» Exercise brief: Give back every record exactly, with its pictures left out.

Start of Data shown

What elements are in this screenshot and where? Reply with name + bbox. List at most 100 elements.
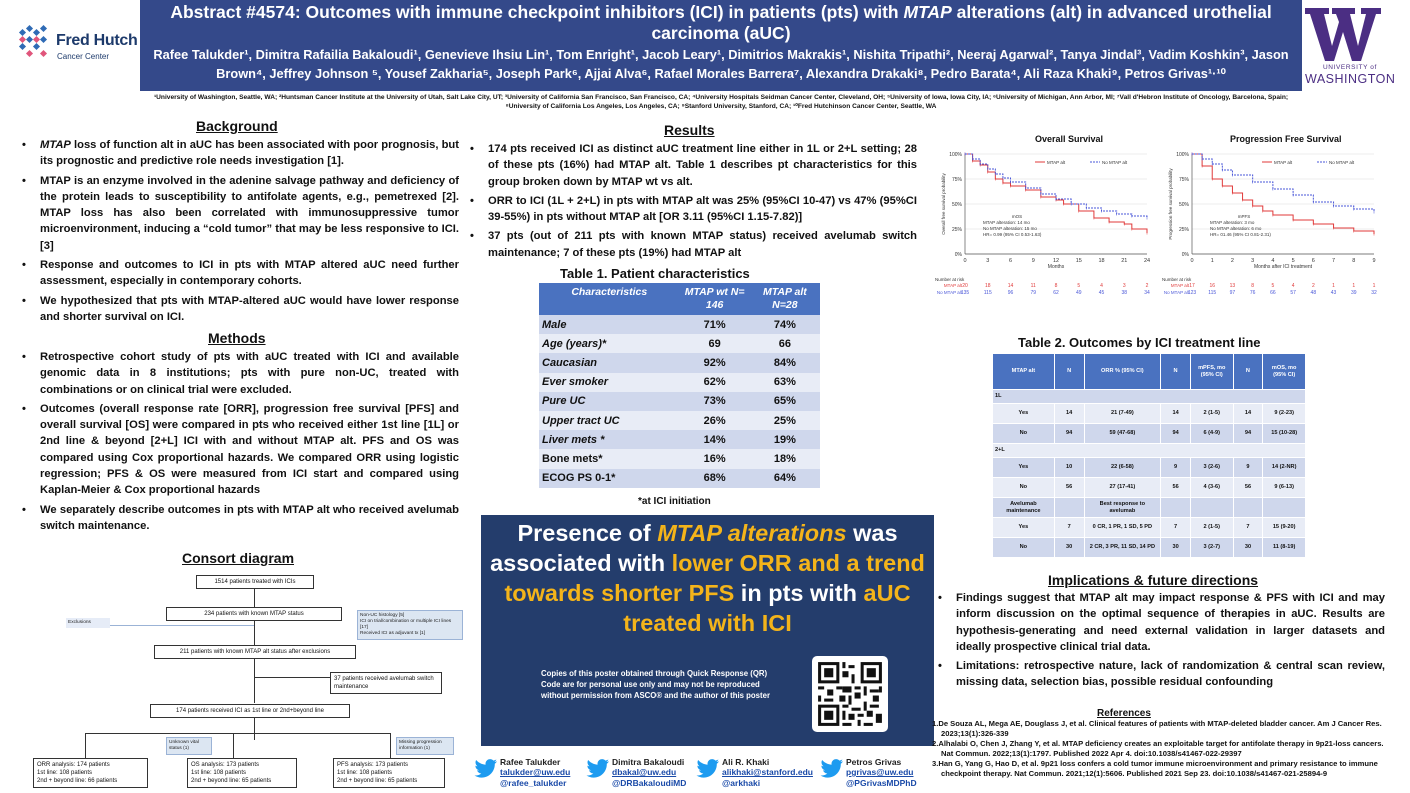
contact-email[interactable]: dbakal@uw.edu	[612, 767, 677, 777]
contact-handle[interactable]: @DRBakaloudiMD	[612, 778, 687, 788]
table1-row: Bone mets* 16% 18%	[539, 449, 820, 469]
risk-row-name: No MTAP alt	[1164, 290, 1190, 295]
title-prefix: Abstract #4574: Outcomes with immune che…	[170, 2, 904, 22]
consort-exclusion-list: Non-UC histology [5] ICI on trial/combin…	[357, 610, 463, 640]
table2-cell: 10	[1053, 457, 1085, 478]
table2-header-cell: mOS, mo (95% CI)	[1262, 353, 1306, 390]
consort-os-box: OS analysis: 173 patients 1st line: 108 …	[187, 758, 297, 788]
risk-count: 32	[1371, 290, 1377, 296]
table2-cell: 7	[1232, 517, 1264, 538]
conclusion-text: in pts with	[734, 580, 864, 606]
table2-cell	[1189, 497, 1234, 518]
table2-cell: 3 (2-6)	[1189, 457, 1234, 478]
risk-count: 115	[984, 290, 992, 296]
consort-box-211: 211 patients with known MTAP alt status …	[154, 645, 356, 659]
risk-count: 20	[962, 283, 968, 289]
table2-cell: 14	[1232, 403, 1264, 424]
x-tick-label: 12	[1053, 258, 1059, 264]
risk-count: 48	[1311, 290, 1317, 296]
title-gene: MTAP	[903, 2, 952, 22]
consort-exclusion-item: ICI on trial/combination or multiple ICI…	[360, 619, 452, 630]
consort-orr-box: ORR analysis: 174 patients 1st line: 108…	[33, 758, 148, 788]
risk-count: 115	[1208, 290, 1216, 296]
y-tick-label: 25%	[952, 227, 963, 233]
table2-cell	[1053, 497, 1085, 518]
table2-section-label: 2+L	[992, 443, 1306, 458]
implications-item: Limitations: retrospective nature, lack …	[938, 658, 1385, 691]
table2-cell: 30	[1053, 537, 1085, 558]
risk-count: 11	[1031, 283, 1036, 289]
table2-cell: 0 CR, 1 PR, 1 SD, 5 PD	[1083, 517, 1162, 538]
consort-exclusions-label: Exclusions	[66, 618, 110, 628]
y-tick-label: 75%	[1179, 177, 1190, 183]
table1-cell: 16%	[679, 449, 750, 469]
legend-label: MTAP alt	[1274, 160, 1293, 165]
conclusion-text: was associated with	[490, 520, 898, 576]
x-tick-label: 0	[963, 258, 966, 264]
table2-row: No 94 59 (47-68) 94 6 (4-9) 94 15 (10-28)	[992, 423, 1306, 444]
uw-text-line1: UNIVERSITY of	[1323, 64, 1377, 71]
risk-count: 1	[1352, 283, 1355, 289]
uw-text-line2: WASHINGTON	[1305, 72, 1396, 86]
references-heading: References	[1097, 708, 1151, 719]
results-list: 174 pts received ICI as distinct aUC tre…	[470, 141, 917, 264]
risk-count: 8	[1251, 283, 1254, 289]
background-heading: Background	[196, 118, 278, 134]
contact-handle[interactable]: @arkhaki	[722, 778, 761, 788]
risk-count: 62	[1053, 290, 1059, 296]
table2-cell: Yes	[992, 457, 1055, 478]
conclusion-highlight: aUC treated with ICI	[623, 580, 911, 636]
table2-cell: Yes	[992, 403, 1055, 424]
table1-header-cell: MTAP wt N= 146	[679, 283, 750, 315]
consort-os-title: OS analysis: 173 patients	[191, 762, 260, 768]
table2-header-cell: N	[1232, 353, 1264, 390]
references-list: 1.De Souza AL, Mega AE, Douglass J, et a…	[932, 719, 1388, 779]
methods-list: Retrospective cohort study of pts with a…	[22, 349, 459, 537]
risk-count: 97	[1230, 290, 1236, 296]
y-tick-label: 50%	[952, 202, 963, 208]
contact-name: Petros Grivas	[846, 757, 902, 767]
table1-cell: Ever smoker	[539, 372, 680, 392]
poster-header: Abstract #4574: Outcomes with immune che…	[140, 0, 1302, 91]
patient-characteristics-table: Characteristics MTAP wt N= 146 MTAP alt …	[539, 283, 820, 488]
risk-count: 18	[985, 283, 991, 289]
risk-count: 13	[1230, 283, 1236, 289]
table2-cell: 7	[1160, 517, 1191, 538]
table1-cell: Pure UC	[539, 391, 680, 411]
consort-pfs-line2: 2nd + beyond line: 65 patients	[337, 778, 418, 784]
table2-cell: 22 (6-58)	[1083, 457, 1162, 478]
table1-row: Upper tract UC 26% 25%	[539, 410, 820, 431]
risk-row-name: MTAP alt	[944, 283, 963, 288]
y-tick-label: 0%	[1182, 252, 1190, 258]
methods-item: Retrospective cohort study of pts with a…	[22, 349, 459, 398]
results-heading: Results	[664, 122, 715, 138]
contact-email[interactable]: talukder@uw.edu	[500, 767, 571, 777]
risk-table-label: Number at risk	[1162, 277, 1192, 282]
contact-email[interactable]: alikhaki@stanford.edu	[722, 767, 813, 777]
risk-count: 16	[1209, 283, 1215, 289]
uw-logo: UNIVERSITY of WASHINGTON	[1303, 4, 1395, 88]
y-tick-label: 100%	[949, 152, 962, 158]
results-item: ORR to ICI (1L + 2+L) in pts with MTAP a…	[470, 193, 917, 226]
km-curve-no-mtap-alt	[1192, 153, 1375, 212]
conclusion-highlight: MTAP alterations	[657, 520, 847, 546]
table2-cell: 56	[1160, 477, 1191, 498]
table1-row: Male 71% 74%	[539, 315, 820, 335]
author-list: Rafee Talukder¹, Dimitra Rafailia Bakalo…	[153, 47, 1289, 81]
table2-row: 2+L	[992, 443, 1306, 458]
km-annotation: No MTAP alteration: 15 mo	[983, 226, 1037, 231]
x-tick-label: 21	[1121, 258, 1127, 264]
table1-row: Ever smoker 62% 63%	[539, 372, 820, 392]
table2-cell: 27 (17-41)	[1083, 477, 1162, 498]
fred-hutch-name: Fred Hutch	[56, 32, 138, 49]
contact-handle[interactable]: @PGrivasMDPhD	[846, 778, 917, 788]
consort-unknown-vital: Unknown vital status (1)	[166, 737, 212, 755]
table2-cell: 9 (2-23)	[1262, 403, 1306, 424]
contact-email[interactable]: pgrivas@uw.edu	[846, 767, 914, 777]
qr-code-icon[interactable]	[812, 656, 888, 732]
legend-label: No MTAP alt	[1102, 160, 1128, 165]
contact-handle[interactable]: @rafee_talukder	[500, 778, 567, 788]
table1-cell: 65%	[749, 391, 820, 411]
km-annotation: HR= 0.99 (95% CI 0.53-1.63)	[983, 232, 1042, 237]
table2-header-row: MTAP alt N ORR % (95% CI) N mPFS, mo (95…	[992, 353, 1306, 390]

End of Data shown

» Solution to the exercise:
What elements are in this screenshot and where? Reply with name + bbox. List at most 100 elements.
contact-email[interactable]: dbakal@uw.edu	[612, 767, 677, 777]
contact-handle[interactable]: @DRBakaloudiMD	[612, 778, 687, 788]
table1-row: Bone mets* 16% 18%	[539, 449, 820, 469]
risk-row-name: No MTAP alt	[1164, 290, 1190, 295]
title-prefix: Abstract #4574: Outcomes with immune che…	[170, 2, 904, 22]
consort-exclusion-list: Non-UC histology [5] ICI on trial/combin…	[357, 610, 463, 640]
table2-cell: 10	[1053, 457, 1085, 478]
table2-header-cell: mOS, mo (95% CI)	[1262, 353, 1306, 390]
consort-os-box: OS analysis: 173 patients 1st line: 108 …	[187, 758, 297, 788]
risk-count: 32	[1371, 290, 1377, 296]
table2-cell: 7	[1232, 517, 1264, 538]
conclusion-text: in pts with	[734, 580, 864, 606]
table2-cell	[1189, 497, 1234, 518]
table2-cell: 3 (2-6)	[1189, 457, 1234, 478]
risk-count: 115	[984, 290, 992, 296]
consort-box-211: 211 patients with known MTAP alt status …	[154, 645, 356, 659]
risk-count: 20	[962, 283, 968, 289]
table2-cell: 14	[1232, 403, 1264, 424]
x-tick-label: 12	[1053, 258, 1059, 264]
risk-count: 48	[1311, 290, 1317, 296]
title-gene: MTAP	[903, 2, 952, 22]
consort-exclusion-item: ICI on trial/combination or multiple ICI…	[360, 619, 452, 630]
consort-orr-box: ORR analysis: 174 patients 1st line: 108…	[33, 758, 148, 788]
risk-count: 115	[1208, 290, 1216, 296]
y-tick-label: 25%	[952, 227, 963, 233]
table2-cell	[1053, 497, 1085, 518]
table2-section-label: 2+L	[992, 443, 1306, 458]
implications-item: Limitations: retrospective nature, lack …	[938, 658, 1385, 691]
table2-cell: 30	[1053, 537, 1085, 558]
risk-count: 11	[1031, 283, 1036, 289]
table2-cell: 0 CR, 1 PR, 1 SD, 5 PD	[1083, 517, 1162, 538]
consort-exclusions-label: Exclusions	[66, 618, 110, 628]
y-tick-label: 75%	[1179, 177, 1190, 183]
table1-cell: 16%	[679, 449, 750, 469]
legend-label: MTAP alt	[1274, 160, 1293, 165]
conclusion-text: was associated with	[490, 520, 898, 576]
x-tick-label: 0	[963, 258, 966, 264]
table2-row: No 94 59 (47-68) 94 6 (4-9) 94 15 (10-28)	[992, 423, 1306, 444]
uw-text-line1: UNIVERSITY of	[1323, 64, 1377, 71]
risk-count: 1	[1352, 283, 1355, 289]
uw-text-line2: WASHINGTON	[1305, 72, 1396, 86]
references-heading: References	[1097, 708, 1151, 719]
results-list: 174 pts received ICI as distinct aUC tre…	[470, 141, 917, 264]
risk-count: 8	[1251, 283, 1254, 289]
background-heading: Background	[196, 118, 278, 134]
contact-handle[interactable]: @arkhaki	[722, 778, 761, 788]
risk-count: 62	[1053, 290, 1059, 296]
table2-cell: Yes	[992, 457, 1055, 478]
conclusion-highlight: aUC treated with ICI	[623, 580, 911, 636]
table2-cell: Yes	[992, 403, 1055, 424]
table1-header-cell: MTAP wt N= 146	[679, 283, 750, 315]
consort-os-title: OS analysis: 173 patients	[191, 762, 260, 768]
table2-header-cell: N	[1232, 353, 1264, 390]
references-list: 1.De Souza AL, Mega AE, Douglass J, et a…	[932, 719, 1388, 779]
methods-list: Retrospective cohort study of pts with a…	[22, 349, 459, 537]
risk-count: 97	[1230, 290, 1236, 296]
y-tick-label: 50%	[952, 202, 963, 208]
contact-name: Petros Grivas	[846, 757, 902, 767]
table1-cell: Ever smoker	[539, 372, 680, 392]
poster-header: Abstract #4574: Outcomes with immune che…	[140, 0, 1302, 91]
patient-characteristics-table: Characteristics MTAP wt N= 146 MTAP alt …	[539, 283, 820, 488]
risk-count: 18	[985, 283, 991, 289]
risk-count: 13	[1230, 283, 1236, 289]
table2-cell: 7	[1160, 517, 1191, 538]
table1-cell: Pure UC	[539, 391, 680, 411]
consort-pfs-line2: 2nd + beyond line: 65 patients	[337, 778, 418, 784]
table2-cell: 22 (6-58)	[1083, 457, 1162, 478]
table1-row: Upper tract UC 26% 25%	[539, 410, 820, 431]
risk-row-name: MTAP alt	[944, 283, 963, 288]
y-tick-label: 0%	[1182, 252, 1190, 258]
methods-item: Retrospective cohort study of pts with a…	[22, 349, 459, 398]
results-heading: Results	[664, 122, 715, 138]
contact-email[interactable]: talukder@uw.edu	[500, 767, 571, 777]
risk-table-label: Number at risk	[1162, 277, 1192, 282]
contact-email[interactable]: alikhaki@stanford.edu	[722, 767, 813, 777]
risk-count: 16	[1209, 283, 1215, 289]
uw-logo: UNIVERSITY of WASHINGTON	[1303, 4, 1395, 88]
y-tick-label: 100%	[949, 152, 962, 158]
results-item: ORR to ICI (1L + 2+L) in pts with MTAP a…	[470, 193, 917, 226]
km-curve-no-mtap-alt	[1192, 153, 1375, 212]
conclusion-highlight: MTAP alterations	[657, 520, 847, 546]
table2-cell: 56	[1160, 477, 1191, 498]
table1-row: Male 71% 74%	[539, 315, 820, 335]
author-list: Rafee Talukder¹, Dimitra Rafailia Bakalo…	[153, 47, 1289, 81]
table2-row: 2+L	[992, 443, 1306, 458]
km-annotation: No MTAP alteration: 15 mo	[983, 226, 1037, 231]
x-tick-label: 21	[1121, 258, 1127, 264]
table1-row: Ever smoker 62% 63%	[539, 372, 820, 392]
table2-cell: 27 (17-41)	[1083, 477, 1162, 498]
fred-hutch-name: Fred Hutch	[56, 32, 138, 49]
contact-handle[interactable]: @PGrivasMDPhD	[846, 778, 917, 788]
consort-unknown-vital: Unknown vital status (1)	[166, 737, 212, 755]
table2-cell: 9 (2-23)	[1262, 403, 1306, 424]
contact-email[interactable]: pgrivas@uw.edu	[846, 767, 914, 777]
qr-code-icon[interactable]	[812, 656, 888, 732]
legend-label: No MTAP alt	[1102, 160, 1128, 165]
contact-handle[interactable]: @rafee_talukder	[500, 778, 567, 788]
table1-cell: 65%	[749, 391, 820, 411]
km-annotation: HR= 0.99 (95% CI 0.53-1.63)	[983, 232, 1042, 237]
table2-header-row: MTAP alt N ORR % (95% CI) N mPFS, mo (95…	[992, 353, 1306, 390]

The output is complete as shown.